Below is a set of records; print all of them exactly as written.

▸ **Material provided**:
%%
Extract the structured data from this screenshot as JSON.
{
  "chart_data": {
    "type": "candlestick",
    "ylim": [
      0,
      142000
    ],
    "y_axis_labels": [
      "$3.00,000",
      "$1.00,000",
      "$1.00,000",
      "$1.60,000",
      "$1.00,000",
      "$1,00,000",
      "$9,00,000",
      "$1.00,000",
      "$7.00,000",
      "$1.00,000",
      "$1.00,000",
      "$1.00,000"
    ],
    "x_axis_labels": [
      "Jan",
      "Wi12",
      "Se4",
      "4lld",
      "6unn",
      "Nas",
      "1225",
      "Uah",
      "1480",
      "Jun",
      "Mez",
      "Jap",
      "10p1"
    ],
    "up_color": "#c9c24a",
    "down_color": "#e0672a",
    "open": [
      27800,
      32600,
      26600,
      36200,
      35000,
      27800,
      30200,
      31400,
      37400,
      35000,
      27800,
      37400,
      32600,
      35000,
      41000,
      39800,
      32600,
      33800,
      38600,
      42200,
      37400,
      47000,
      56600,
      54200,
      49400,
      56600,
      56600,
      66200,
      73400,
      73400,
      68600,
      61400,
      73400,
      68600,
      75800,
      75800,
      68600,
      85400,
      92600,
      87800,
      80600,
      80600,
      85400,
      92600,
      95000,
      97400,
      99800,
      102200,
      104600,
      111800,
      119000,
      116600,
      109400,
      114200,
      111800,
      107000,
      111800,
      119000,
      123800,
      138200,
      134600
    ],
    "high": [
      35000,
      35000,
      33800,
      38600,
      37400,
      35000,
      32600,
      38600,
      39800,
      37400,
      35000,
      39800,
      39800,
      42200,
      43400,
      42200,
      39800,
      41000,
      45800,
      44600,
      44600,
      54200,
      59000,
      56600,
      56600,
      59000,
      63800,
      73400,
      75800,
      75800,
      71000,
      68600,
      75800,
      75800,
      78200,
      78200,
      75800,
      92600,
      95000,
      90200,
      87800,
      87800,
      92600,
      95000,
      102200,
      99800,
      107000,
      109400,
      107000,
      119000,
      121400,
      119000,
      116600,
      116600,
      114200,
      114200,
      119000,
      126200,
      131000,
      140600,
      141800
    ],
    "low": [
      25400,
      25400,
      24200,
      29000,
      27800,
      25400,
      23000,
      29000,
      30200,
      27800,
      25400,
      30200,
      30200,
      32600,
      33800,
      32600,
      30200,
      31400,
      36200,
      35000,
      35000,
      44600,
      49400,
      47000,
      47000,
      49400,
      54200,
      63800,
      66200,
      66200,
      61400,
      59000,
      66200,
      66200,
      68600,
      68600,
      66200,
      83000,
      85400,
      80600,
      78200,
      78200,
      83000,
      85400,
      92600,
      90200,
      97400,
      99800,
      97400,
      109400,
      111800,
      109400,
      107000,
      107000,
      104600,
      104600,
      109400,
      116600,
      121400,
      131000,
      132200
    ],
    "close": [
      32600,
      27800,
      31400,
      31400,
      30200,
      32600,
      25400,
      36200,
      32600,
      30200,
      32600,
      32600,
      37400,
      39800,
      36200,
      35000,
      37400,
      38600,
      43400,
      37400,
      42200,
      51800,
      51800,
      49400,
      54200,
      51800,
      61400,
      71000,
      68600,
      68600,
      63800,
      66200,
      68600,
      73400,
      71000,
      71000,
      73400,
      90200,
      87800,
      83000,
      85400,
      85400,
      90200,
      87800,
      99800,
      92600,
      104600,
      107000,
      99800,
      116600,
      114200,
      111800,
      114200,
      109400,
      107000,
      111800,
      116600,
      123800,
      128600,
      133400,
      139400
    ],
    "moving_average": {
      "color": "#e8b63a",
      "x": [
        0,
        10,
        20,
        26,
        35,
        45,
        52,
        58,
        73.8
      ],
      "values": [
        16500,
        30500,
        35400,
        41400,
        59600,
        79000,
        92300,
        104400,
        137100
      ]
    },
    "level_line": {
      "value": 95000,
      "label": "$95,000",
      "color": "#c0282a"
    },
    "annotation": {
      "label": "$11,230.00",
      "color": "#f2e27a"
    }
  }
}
%%
▸ **Final result**:
Extract the structured data from this screenshot as JSON.
{
  "chart_data": {
    "type": "candlestick",
    "ylim": [
      0,
      142000
    ],
    "y_axis_labels": [
      "$3.00,000",
      "$1.00,000",
      "$1.00,000",
      "$1.60,000",
      "$1.00,000",
      "$1,00,000",
      "$9,00,000",
      "$1.00,000",
      "$7.00,000",
      "$1.00,000",
      "$1.00,000",
      "$1.00,000"
    ],
    "x_axis_labels": [
      "Jan",
      "Wi12",
      "Se4",
      "4lld",
      "6unn",
      "Nas",
      "1225",
      "Uah",
      "1480",
      "Jun",
      "Mez",
      "Jap",
      "10p1"
    ],
    "up_color": "#c9c24a",
    "down_color": "#e0672a",
    "open": [
      27800,
      32600,
      26600,
      36200,
      35000,
      27800,
      30200,
      31400,
      37400,
      35000,
      27800,
      37400,
      32600,
      35000,
      41000,
      39800,
      32600,
      33800,
      38600,
      42200,
      37400,
      47000,
      56600,
      54200,
      49400,
      56600,
      56600,
      66200,
      73400,
      73400,
      68600,
      61400,
      73400,
      68600,
      75800,
      75800,
      68600,
      85400,
      92600,
      87800,
      80600,
      80600,
      85400,
      92600,
      95000,
      97400,
      99800,
      102200,
      104600,
      111800,
      119000,
      116600,
      109400,
      114200,
      111800,
      107000,
      111800,
      119000,
      123800,
      138200,
      134600
    ],
    "high": [
      35000,
      35000,
      33800,
      38600,
      37400,
      35000,
      32600,
      38600,
      39800,
      37400,
      35000,
      39800,
      39800,
      42200,
      43400,
      42200,
      39800,
      41000,
      45800,
      44600,
      44600,
      54200,
      59000,
      56600,
      56600,
      59000,
      63800,
      73400,
      75800,
      75800,
      71000,
      68600,
      75800,
      75800,
      78200,
      78200,
      75800,
      92600,
      95000,
      90200,
      87800,
      87800,
      92600,
      95000,
      102200,
      99800,
      107000,
      109400,
      107000,
      119000,
      121400,
      119000,
      116600,
      116600,
      114200,
      114200,
      119000,
      126200,
      131000,
      140600,
      141800
    ],
    "low": [
      25400,
      25400,
      24200,
      29000,
      27800,
      25400,
      23000,
      29000,
      30200,
      27800,
      25400,
      30200,
      30200,
      32600,
      33800,
      32600,
      30200,
      31400,
      36200,
      35000,
      35000,
      44600,
      49400,
      47000,
      47000,
      49400,
      54200,
      63800,
      66200,
      66200,
      61400,
      59000,
      66200,
      66200,
      68600,
      68600,
      66200,
      83000,
      85400,
      80600,
      78200,
      78200,
      83000,
      85400,
      92600,
      90200,
      97400,
      99800,
      97400,
      109400,
      111800,
      109400,
      107000,
      107000,
      104600,
      104600,
      109400,
      116600,
      121400,
      131000,
      132200
    ],
    "close": [
      32600,
      27800,
      31400,
      31400,
      30200,
      32600,
      25400,
      36200,
      32600,
      30200,
      32600,
      32600,
      37400,
      39800,
      36200,
      35000,
      37400,
      38600,
      43400,
      37400,
      42200,
      51800,
      51800,
      49400,
      54200,
      51800,
      61400,
      71000,
      68600,
      68600,
      63800,
      66200,
      68600,
      73400,
      71000,
      71000,
      73400,
      90200,
      87800,
      83000,
      85400,
      85400,
      90200,
      87800,
      99800,
      92600,
      104600,
      107000,
      99800,
      116600,
      114200,
      111800,
      114200,
      109400,
      107000,
      111800,
      116600,
      123800,
      128600,
      133400,
      139400
    ],
    "moving_average": {
      "color": "#e8b63a",
      "x": [
        0,
        10,
        20,
        26,
        35,
        45,
        52,
        58,
        73.8
      ],
      "values": [
        16500,
        30500,
        35400,
        41400,
        59600,
        79000,
        92300,
        104400,
        137100
      ]
    },
    "level_line": {
      "value": 95000,
      "label": "$95,000",
      "color": "#c0282a"
    },
    "annotation": {
      "label": "$11,230.00",
      "color": "#f2e27a"
    }
  }
}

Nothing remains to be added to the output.